> **Written request**
Pick out every line in the data below that holds "this".

> **Records shown**
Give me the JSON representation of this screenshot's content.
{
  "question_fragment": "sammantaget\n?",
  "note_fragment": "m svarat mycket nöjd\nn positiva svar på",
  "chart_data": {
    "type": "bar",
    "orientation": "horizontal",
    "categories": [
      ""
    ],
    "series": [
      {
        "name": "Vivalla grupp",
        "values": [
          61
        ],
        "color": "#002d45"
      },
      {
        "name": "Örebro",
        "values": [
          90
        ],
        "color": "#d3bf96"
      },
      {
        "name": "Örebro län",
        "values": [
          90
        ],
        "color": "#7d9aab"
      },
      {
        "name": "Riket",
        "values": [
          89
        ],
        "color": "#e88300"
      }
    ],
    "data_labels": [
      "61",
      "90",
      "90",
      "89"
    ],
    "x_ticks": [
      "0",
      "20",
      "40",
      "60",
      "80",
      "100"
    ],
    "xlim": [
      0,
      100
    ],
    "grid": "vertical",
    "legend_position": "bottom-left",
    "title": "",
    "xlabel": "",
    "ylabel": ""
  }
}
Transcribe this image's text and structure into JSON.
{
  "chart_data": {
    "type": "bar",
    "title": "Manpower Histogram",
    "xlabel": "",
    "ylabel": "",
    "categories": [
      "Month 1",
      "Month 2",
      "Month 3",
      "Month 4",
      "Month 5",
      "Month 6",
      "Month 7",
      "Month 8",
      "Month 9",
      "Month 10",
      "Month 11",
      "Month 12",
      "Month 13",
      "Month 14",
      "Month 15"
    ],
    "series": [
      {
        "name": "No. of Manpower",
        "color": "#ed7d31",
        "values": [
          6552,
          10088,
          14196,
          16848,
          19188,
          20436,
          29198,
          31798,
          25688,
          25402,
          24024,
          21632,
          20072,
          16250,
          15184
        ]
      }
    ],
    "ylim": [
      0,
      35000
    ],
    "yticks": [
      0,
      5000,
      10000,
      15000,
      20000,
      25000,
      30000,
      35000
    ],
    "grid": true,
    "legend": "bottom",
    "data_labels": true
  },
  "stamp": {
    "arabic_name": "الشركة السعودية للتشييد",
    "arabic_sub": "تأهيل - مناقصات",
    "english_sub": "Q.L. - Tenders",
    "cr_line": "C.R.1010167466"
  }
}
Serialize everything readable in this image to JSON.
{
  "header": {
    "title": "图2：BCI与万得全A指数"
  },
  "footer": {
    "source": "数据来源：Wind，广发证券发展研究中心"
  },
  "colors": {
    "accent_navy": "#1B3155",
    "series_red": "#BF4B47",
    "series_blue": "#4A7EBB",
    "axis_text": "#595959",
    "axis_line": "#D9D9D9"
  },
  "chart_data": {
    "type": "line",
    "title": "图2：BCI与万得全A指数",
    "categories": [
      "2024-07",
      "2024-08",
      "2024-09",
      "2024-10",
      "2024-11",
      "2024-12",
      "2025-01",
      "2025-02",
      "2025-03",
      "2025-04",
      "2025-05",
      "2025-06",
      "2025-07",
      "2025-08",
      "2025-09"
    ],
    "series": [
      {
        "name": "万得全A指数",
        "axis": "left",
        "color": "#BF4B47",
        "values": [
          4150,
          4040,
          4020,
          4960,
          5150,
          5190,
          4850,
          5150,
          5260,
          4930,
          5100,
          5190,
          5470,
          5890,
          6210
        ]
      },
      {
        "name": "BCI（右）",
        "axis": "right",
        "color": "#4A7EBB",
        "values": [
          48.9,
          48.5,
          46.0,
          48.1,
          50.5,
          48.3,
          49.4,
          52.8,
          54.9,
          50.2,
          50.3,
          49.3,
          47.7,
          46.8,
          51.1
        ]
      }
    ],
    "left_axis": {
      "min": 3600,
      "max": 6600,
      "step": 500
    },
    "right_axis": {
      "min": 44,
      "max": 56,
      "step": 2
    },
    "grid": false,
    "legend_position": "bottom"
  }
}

---

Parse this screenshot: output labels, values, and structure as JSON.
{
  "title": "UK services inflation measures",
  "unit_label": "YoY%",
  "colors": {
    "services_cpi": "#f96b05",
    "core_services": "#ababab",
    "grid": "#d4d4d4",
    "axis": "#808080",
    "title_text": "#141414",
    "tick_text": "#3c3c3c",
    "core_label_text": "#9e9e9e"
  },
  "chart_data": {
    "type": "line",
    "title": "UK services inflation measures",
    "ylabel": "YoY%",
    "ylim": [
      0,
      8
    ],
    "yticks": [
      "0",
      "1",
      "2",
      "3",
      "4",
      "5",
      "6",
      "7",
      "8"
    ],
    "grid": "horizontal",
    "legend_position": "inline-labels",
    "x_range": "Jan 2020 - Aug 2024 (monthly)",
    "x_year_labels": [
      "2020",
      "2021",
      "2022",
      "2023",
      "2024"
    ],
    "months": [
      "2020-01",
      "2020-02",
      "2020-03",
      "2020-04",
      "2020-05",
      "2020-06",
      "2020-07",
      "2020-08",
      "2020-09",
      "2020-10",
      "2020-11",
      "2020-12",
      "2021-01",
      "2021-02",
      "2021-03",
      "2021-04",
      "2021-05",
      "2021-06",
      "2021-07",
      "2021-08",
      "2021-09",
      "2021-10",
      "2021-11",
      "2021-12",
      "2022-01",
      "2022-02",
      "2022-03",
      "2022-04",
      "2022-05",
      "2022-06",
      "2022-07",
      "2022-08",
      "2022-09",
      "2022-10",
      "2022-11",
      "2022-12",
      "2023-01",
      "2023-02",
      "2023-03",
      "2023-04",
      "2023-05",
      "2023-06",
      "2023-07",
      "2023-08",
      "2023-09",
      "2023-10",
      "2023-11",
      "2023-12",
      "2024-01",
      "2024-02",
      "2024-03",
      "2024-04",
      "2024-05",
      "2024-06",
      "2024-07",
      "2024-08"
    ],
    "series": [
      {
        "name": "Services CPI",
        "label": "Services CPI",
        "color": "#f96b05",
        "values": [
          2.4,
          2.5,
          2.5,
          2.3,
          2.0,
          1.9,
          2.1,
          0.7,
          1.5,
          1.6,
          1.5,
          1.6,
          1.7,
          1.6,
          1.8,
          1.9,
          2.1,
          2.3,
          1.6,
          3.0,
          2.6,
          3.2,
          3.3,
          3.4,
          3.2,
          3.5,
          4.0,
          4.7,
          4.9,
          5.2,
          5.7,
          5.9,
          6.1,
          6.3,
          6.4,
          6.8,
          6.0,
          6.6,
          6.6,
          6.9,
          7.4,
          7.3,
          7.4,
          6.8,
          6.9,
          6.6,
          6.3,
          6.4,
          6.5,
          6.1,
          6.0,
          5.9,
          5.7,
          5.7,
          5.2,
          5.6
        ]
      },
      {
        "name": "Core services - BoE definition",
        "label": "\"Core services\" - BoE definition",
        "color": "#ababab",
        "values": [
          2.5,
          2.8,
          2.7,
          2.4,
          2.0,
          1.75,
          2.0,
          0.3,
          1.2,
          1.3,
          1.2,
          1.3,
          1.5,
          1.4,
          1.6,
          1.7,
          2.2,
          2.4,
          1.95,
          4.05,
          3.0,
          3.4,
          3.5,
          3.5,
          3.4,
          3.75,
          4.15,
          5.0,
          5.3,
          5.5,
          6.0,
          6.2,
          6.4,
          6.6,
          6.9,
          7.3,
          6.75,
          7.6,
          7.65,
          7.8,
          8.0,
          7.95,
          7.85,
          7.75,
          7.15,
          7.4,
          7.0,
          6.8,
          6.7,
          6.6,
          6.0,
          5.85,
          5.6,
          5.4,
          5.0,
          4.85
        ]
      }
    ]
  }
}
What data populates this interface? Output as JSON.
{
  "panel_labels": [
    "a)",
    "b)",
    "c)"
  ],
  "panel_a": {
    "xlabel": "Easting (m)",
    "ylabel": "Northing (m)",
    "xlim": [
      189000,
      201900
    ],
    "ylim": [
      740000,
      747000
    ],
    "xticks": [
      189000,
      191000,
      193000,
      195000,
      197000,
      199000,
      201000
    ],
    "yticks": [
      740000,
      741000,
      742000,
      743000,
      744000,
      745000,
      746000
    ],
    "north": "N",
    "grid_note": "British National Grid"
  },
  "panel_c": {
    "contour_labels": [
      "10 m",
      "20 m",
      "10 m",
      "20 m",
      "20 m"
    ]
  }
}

> **Reply**
Give me the JSON representation of this screenshot's content.
Transcribe this image's text and structure into JSON.
Serialize everything readable in this image to JSON.
Parse this screenshot: output labels, values, and structure as JSON.
What data populates this interface? Output as JSON.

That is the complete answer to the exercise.